<<<<

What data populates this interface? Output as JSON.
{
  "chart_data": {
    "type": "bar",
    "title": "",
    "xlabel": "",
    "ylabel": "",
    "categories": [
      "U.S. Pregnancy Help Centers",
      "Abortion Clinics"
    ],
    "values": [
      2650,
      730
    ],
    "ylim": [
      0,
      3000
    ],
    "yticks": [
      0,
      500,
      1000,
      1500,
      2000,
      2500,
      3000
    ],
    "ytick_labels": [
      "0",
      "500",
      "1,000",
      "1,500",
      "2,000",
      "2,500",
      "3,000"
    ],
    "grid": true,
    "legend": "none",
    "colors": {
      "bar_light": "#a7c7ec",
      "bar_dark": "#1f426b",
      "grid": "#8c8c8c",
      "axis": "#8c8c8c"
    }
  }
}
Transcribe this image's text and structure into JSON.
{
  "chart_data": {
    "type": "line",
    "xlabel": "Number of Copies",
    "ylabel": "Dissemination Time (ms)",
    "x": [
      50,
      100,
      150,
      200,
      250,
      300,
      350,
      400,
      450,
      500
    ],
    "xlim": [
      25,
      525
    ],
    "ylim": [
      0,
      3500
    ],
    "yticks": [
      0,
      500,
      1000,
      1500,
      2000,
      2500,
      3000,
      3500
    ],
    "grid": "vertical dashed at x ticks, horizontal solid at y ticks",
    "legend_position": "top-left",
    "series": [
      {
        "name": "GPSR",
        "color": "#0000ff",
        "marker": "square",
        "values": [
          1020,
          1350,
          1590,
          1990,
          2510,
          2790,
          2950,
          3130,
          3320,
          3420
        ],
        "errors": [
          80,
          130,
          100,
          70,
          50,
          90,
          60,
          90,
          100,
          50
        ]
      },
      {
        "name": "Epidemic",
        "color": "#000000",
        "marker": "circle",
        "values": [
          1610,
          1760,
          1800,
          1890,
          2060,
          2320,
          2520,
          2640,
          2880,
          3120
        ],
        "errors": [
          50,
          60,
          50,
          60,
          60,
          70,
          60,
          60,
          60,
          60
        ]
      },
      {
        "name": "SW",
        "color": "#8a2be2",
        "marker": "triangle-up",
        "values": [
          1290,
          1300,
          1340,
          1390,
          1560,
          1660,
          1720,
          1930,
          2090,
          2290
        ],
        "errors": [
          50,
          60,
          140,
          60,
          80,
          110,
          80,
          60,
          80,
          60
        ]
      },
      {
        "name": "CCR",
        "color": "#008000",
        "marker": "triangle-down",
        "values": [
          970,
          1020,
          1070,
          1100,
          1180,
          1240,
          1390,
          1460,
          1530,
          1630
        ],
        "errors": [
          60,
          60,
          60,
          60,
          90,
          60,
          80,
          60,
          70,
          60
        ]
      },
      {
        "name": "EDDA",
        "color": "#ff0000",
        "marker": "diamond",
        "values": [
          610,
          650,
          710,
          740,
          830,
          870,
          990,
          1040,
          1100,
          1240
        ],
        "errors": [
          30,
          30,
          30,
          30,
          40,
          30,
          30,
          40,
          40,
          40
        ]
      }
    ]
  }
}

>>>>

◆ **What is expected**:
All entries must be repeated verbatim.

◆ **Output of the exercise**:
What data populates this interface? Output as JSON.
{
  "chart_data": {
    "type": "bar",
    "title": "",
    "xlabel": "",
    "ylabel": "",
    "categories": [
      "U.S. Pregnancy Help Centers",
      "Abortion Clinics"
    ],
    "values": [
      2650,
      730
    ],
    "ylim": [
      0,
      3000
    ],
    "yticks": [
      0,
      500,
      1000,
      1500,
      2000,
      2500,
      3000
    ],
    "ytick_labels": [
      "0",
      "500",
      "1,000",
      "1,500",
      "2,000",
      "2,500",
      "3,000"
    ],
    "grid": true,
    "legend": "none",
    "colors": {
      "bar_light": "#a7c7ec",
      "bar_dark": "#1f426b",
      "grid": "#8c8c8c",
      "axis": "#8c8c8c"
    }
  }
}
Transcribe this image's text and structure into JSON.
{
  "chart_data": {
    "type": "line",
    "xlabel": "Number of Copies",
    "ylabel": "Dissemination Time (ms)",
    "x": [
      50,
      100,
      150,
      200,
      250,
      300,
      350,
      400,
      450,
      500
    ],
    "xlim": [
      25,
      525
    ],
    "ylim": [
      0,
      3500
    ],
    "yticks": [
      0,
      500,
      1000,
      1500,
      2000,
      2500,
      3000,
      3500
    ],
    "grid": "vertical dashed at x ticks, horizontal solid at y ticks",
    "legend_position": "top-left",
    "series": [
      {
        "name": "GPSR",
        "color": "#0000ff",
        "marker": "square",
        "values": [
          1020,
          1350,
          1590,
          1990,
          2510,
          2790,
          2950,
          3130,
          3320,
          3420
        ],
        "errors": [
          80,
          130,
          100,
          70,
          50,
          90,
          60,
          90,
          100,
          50
        ]
      },
      {
        "name": "Epidemic",
        "color": "#000000",
        "marker": "circle",
        "values": [
          1610,
          1760,
          1800,
          1890,
          2060,
          2320,
          2520,
          2640,
          2880,
          3120
        ],
        "errors": [
          50,
          60,
          50,
          60,
          60,
          70,
          60,
          60,
          60,
          60
        ]
      },
      {
        "name": "SW",
        "color": "#8a2be2",
        "marker": "triangle-up",
        "values": [
          1290,
          1300,
          1340,
          1390,
          1560,
          1660,
          1720,
          1930,
          2090,
          2290
        ],
        "errors": [
          50,
          60,
          140,
          60,
          80,
          110,
          80,
          60,
          80,
          60
        ]
      },
      {
        "name": "CCR",
        "color": "#008000",
        "marker": "triangle-down",
        "values": [
          970,
          1020,
          1070,
          1100,
          1180,
          1240,
          1390,
          1460,
          1530,
          1630
        ],
        "errors": [
          60,
          60,
          60,
          60,
          90,
          60,
          80,
          60,
          70,
          60
        ]
      },
      {
        "name": "EDDA",
        "color": "#ff0000",
        "marker": "diamond",
        "values": [
          610,
          650,
          710,
          740,
          830,
          870,
          990,
          1040,
          1100,
          1240
        ],
        "errors": [
          30,
          30,
          30,
          30,
          40,
          30,
          30,
          40,
          40,
          40
        ]
      }
    ]
  }
}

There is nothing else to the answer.